> **Exercise data**:
****
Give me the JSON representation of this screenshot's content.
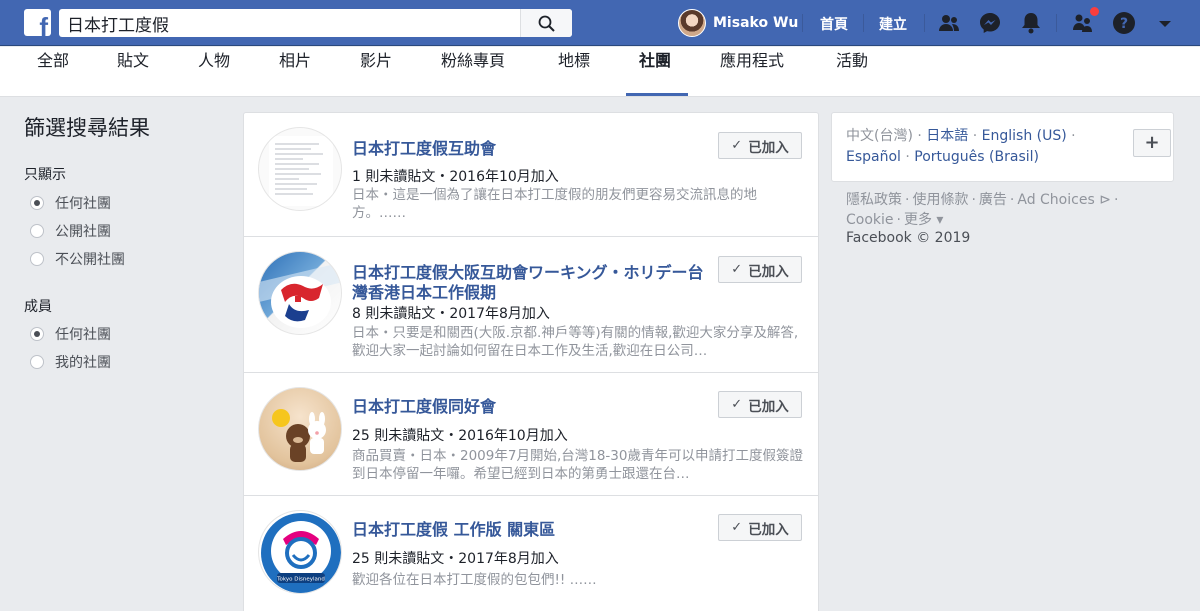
{
  "search": {
    "query": "日本打工度假"
  },
  "topnav": {
    "user_name": "Misako Wu",
    "home_label": "首頁",
    "create_label": "建立"
  },
  "tabs": [
    "全部",
    "貼文",
    "人物",
    "相片",
    "影片",
    "粉絲專頁",
    "地標",
    "社團",
    "應用程式",
    "活動"
  ],
  "active_tab": "社團",
  "filters": {
    "title": "篩選搜尋結果",
    "show_only": {
      "heading": "只顯示",
      "options": [
        "任何社團",
        "公開社團",
        "不公開社團"
      ],
      "selected": "任何社團"
    },
    "members": {
      "heading": "成員",
      "options": [
        "任何社團",
        "我的社團"
      ],
      "selected": "任何社團"
    }
  },
  "results": [
    {
      "title": "日本打工度假互助會",
      "meta": "1 則未讀貼文・2016年10月加入",
      "desc": "日本・這是一個為了讓在日本打工度假的朋友們更容易交流訊息的地方。……",
      "button": "已加入"
    },
    {
      "title": "日本打工度假大阪互助會ワーキング・ホリデー台灣香港日本工作假期",
      "meta": "8 則未讀貼文・2017年8月加入",
      "desc": "日本・只要是和關西(大阪.京都.神戶等等)有關的情報,歡迎大家分享及解答,歡迎大家一起討論如何留在日本工作及生活,歡迎在日公司…",
      "button": "已加入"
    },
    {
      "title": "日本打工度假同好會",
      "meta": "25 則未讀貼文・2016年10月加入",
      "desc": "商品買賣・日本・2009年7月開始,台灣18-30歲青年可以申請打工度假簽證到日本停留一年囉。希望已經到日本的第勇士跟還在台…",
      "button": "已加入"
    },
    {
      "title": "日本打工度假 工作版 關東區",
      "meta": "25 則未讀貼文・2017年8月加入",
      "desc": "歡迎各位在日本打工度假的包包們!! ……",
      "button": "已加入",
      "thumb_text": "Tokyo Disneyland"
    }
  ],
  "languages": {
    "current": "中文(台灣)",
    "links": [
      "日本語",
      "English (US)",
      "Español",
      "Português (Brasil)"
    ],
    "add_label": "+"
  },
  "footer": {
    "links": [
      "隱私政策",
      "使用條款",
      "廣告",
      "Ad Choices",
      "Cookie",
      "更多"
    ],
    "copyright": "Facebook © 2019"
  },
  "colors": {
    "brand": "#4267b2",
    "link": "#365899",
    "notification": "#fa3e3e"
  }
}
****
> **Given request**: Set down the material above as is, without any pictures.

> **The reply**:
Give me the JSON representation of this screenshot's content.
{
  "search": {
    "query": "日本打工度假"
  },
  "topnav": {
    "user_name": "Misako Wu",
    "home_label": "首頁",
    "create_label": "建立"
  },
  "tabs": [
    "全部",
    "貼文",
    "人物",
    "相片",
    "影片",
    "粉絲專頁",
    "地標",
    "社團",
    "應用程式",
    "活動"
  ],
  "active_tab": "社團",
  "filters": {
    "title": "篩選搜尋結果",
    "show_only": {
      "heading": "只顯示",
      "options": [
        "任何社團",
        "公開社團",
        "不公開社團"
      ],
      "selected": "任何社團"
    },
    "members": {
      "heading": "成員",
      "options": [
        "任何社團",
        "我的社團"
      ],
      "selected": "任何社團"
    }
  },
  "results": [
    {
      "title": "日本打工度假互助會",
      "meta": "1 則未讀貼文・2016年10月加入",
      "desc": "日本・這是一個為了讓在日本打工度假的朋友們更容易交流訊息的地方。……",
      "button": "已加入"
    },
    {
      "title": "日本打工度假大阪互助會ワーキング・ホリデー台灣香港日本工作假期",
      "meta": "8 則未讀貼文・2017年8月加入",
      "desc": "日本・只要是和關西(大阪.京都.神戶等等)有關的情報,歡迎大家分享及解答,歡迎大家一起討論如何留在日本工作及生活,歡迎在日公司…",
      "button": "已加入"
    },
    {
      "title": "日本打工度假同好會",
      "meta": "25 則未讀貼文・2016年10月加入",
      "desc": "商品買賣・日本・2009年7月開始,台灣18-30歲青年可以申請打工度假簽證到日本停留一年囉。希望已經到日本的第勇士跟還在台…",
      "button": "已加入"
    },
    {
      "title": "日本打工度假 工作版 關東區",
      "meta": "25 則未讀貼文・2017年8月加入",
      "desc": "歡迎各位在日本打工度假的包包們!! ……",
      "button": "已加入",
      "thumb_text": "Tokyo Disneyland"
    }
  ],
  "languages": {
    "current": "中文(台灣)",
    "links": [
      "日本語",
      "English (US)",
      "Español",
      "Português (Brasil)"
    ],
    "add_label": "+"
  },
  "footer": {
    "links": [
      "隱私政策",
      "使用條款",
      "廣告",
      "Ad Choices",
      "Cookie",
      "更多"
    ],
    "copyright": "Facebook © 2019"
  },
  "colors": {
    "brand": "#4267b2",
    "link": "#365899",
    "notification": "#fa3e3e"
  }
}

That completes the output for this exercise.